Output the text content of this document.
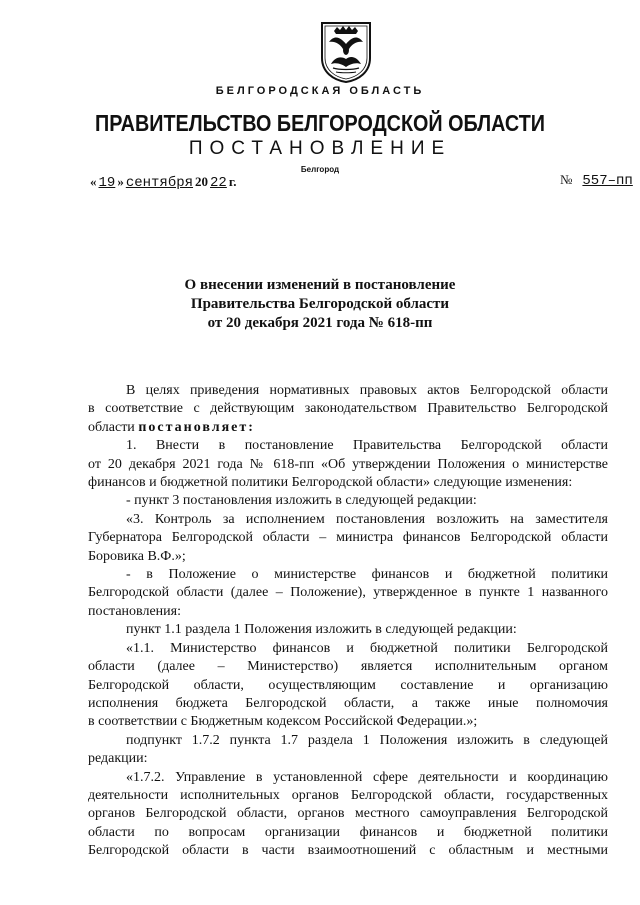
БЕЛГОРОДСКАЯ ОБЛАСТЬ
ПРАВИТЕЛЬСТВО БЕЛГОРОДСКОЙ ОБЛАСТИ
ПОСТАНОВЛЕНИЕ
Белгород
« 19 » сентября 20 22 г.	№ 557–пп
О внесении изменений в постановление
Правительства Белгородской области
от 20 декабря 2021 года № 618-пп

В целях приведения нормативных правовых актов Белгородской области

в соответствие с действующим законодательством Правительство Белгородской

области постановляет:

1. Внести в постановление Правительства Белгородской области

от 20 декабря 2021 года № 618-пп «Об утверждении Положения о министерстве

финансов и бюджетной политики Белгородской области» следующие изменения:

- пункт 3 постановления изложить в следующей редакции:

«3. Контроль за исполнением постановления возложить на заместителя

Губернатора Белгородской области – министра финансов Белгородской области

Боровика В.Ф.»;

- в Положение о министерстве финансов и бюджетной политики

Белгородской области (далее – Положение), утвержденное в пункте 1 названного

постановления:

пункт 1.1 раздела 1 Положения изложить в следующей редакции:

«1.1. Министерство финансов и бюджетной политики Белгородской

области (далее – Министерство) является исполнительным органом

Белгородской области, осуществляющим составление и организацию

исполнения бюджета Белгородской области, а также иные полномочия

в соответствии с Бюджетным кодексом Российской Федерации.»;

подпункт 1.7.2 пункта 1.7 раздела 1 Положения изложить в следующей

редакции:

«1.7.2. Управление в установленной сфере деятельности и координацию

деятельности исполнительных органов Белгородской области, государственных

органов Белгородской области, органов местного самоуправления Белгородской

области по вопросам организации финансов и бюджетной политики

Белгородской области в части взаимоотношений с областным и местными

•••

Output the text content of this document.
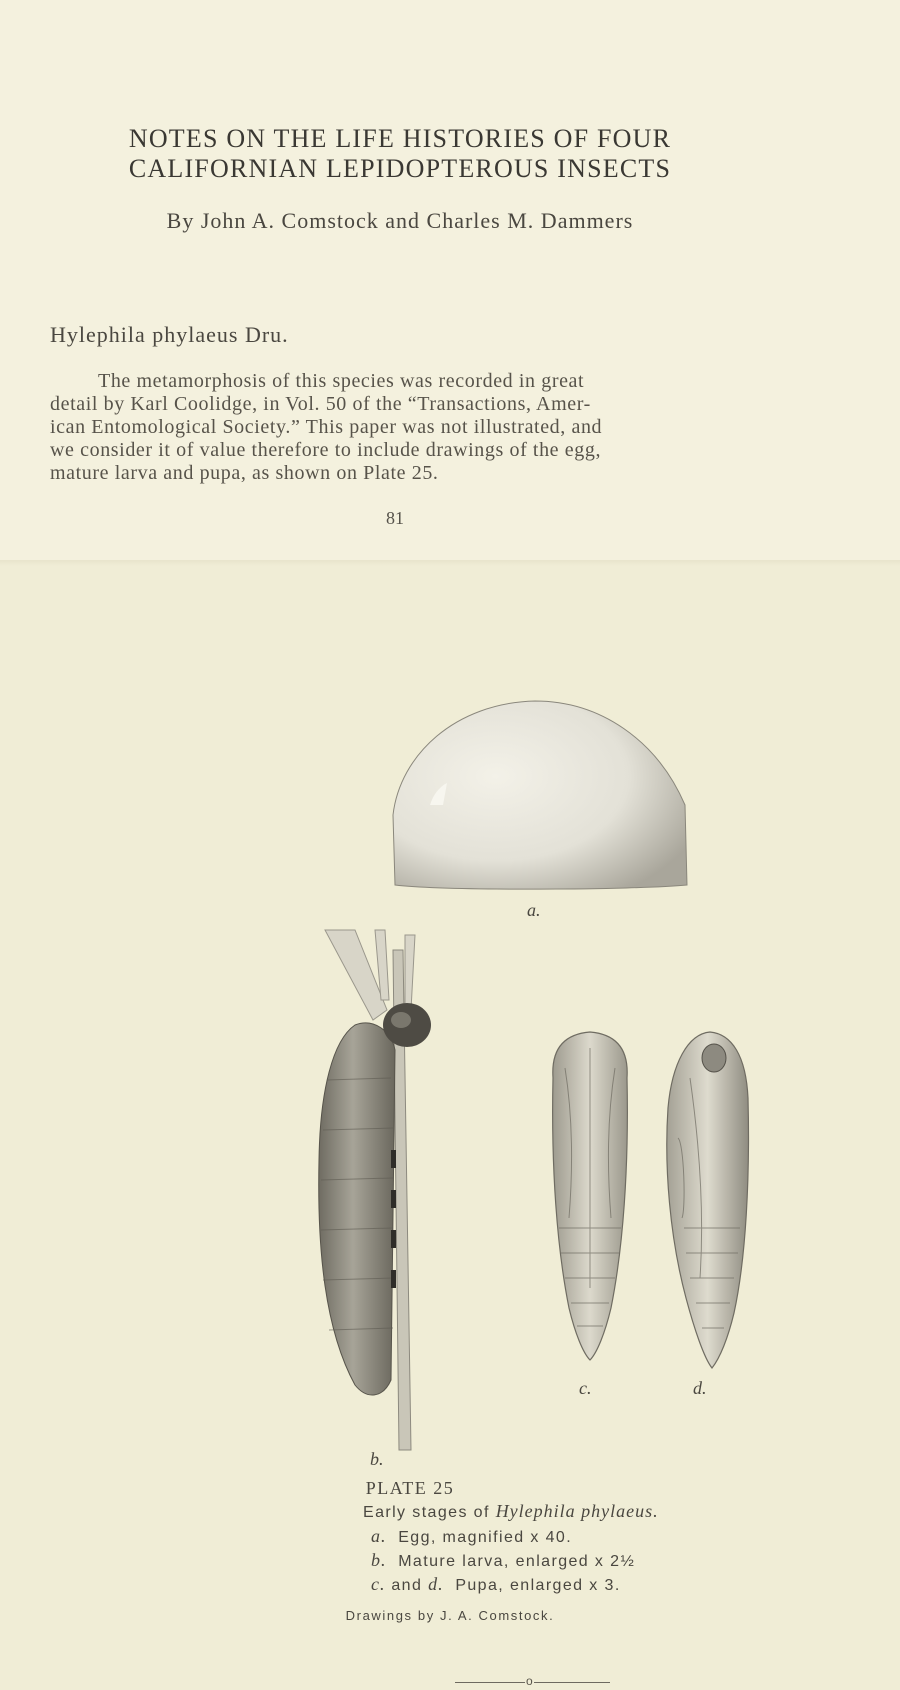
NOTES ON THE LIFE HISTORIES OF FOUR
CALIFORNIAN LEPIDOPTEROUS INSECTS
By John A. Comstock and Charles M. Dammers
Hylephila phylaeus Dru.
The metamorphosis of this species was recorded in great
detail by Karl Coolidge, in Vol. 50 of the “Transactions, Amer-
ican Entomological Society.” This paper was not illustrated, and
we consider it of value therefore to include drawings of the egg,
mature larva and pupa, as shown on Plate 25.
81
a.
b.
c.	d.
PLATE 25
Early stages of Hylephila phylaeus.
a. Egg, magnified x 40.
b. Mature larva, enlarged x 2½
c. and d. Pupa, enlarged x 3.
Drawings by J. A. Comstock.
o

•••

Task objective:
Above are lines of data; state how many of them contain the word "Положение", with no other output.

Solution:
2